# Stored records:

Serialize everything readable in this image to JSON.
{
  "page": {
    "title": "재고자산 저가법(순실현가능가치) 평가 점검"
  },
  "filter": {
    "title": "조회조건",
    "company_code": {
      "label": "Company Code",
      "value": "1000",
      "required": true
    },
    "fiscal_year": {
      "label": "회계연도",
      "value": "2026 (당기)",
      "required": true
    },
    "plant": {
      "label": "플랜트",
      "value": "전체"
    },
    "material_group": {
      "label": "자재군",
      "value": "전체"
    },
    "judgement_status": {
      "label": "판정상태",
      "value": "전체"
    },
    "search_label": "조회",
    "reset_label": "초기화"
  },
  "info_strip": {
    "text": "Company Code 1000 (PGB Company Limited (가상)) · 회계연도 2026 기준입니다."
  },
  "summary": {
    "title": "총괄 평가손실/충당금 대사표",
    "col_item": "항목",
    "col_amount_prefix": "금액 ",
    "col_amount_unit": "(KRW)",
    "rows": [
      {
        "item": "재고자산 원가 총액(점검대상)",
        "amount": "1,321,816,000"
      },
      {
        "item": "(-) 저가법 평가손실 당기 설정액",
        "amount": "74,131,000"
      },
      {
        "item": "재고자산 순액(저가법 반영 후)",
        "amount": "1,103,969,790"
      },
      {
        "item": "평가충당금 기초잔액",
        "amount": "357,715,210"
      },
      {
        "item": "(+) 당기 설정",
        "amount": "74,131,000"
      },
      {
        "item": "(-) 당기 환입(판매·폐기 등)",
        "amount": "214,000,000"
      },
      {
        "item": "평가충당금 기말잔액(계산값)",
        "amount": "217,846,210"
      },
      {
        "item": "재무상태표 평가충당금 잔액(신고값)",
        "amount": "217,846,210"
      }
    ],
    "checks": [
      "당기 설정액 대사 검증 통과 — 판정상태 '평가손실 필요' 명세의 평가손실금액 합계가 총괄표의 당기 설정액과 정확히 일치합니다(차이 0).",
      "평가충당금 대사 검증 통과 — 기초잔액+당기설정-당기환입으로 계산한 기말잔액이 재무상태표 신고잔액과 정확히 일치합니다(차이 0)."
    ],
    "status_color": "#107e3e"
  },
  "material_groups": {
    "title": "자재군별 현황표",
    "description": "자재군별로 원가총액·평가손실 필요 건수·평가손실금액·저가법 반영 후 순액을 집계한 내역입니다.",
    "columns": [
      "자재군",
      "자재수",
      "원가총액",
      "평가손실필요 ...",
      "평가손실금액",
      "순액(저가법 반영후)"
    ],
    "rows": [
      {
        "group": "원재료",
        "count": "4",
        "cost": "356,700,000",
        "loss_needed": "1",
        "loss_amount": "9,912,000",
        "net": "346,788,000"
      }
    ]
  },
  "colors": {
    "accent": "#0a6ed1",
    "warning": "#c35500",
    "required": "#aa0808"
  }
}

# Requirement:
Which lines above contain "원가총액"? Show each of them.

# Exercise result:
    "description": "자재군별로 원가총액·평가손실 필요 건수·평가손실금액·저가법 반영 후 순액을 집계한 내역입니다.",
      "원가총액",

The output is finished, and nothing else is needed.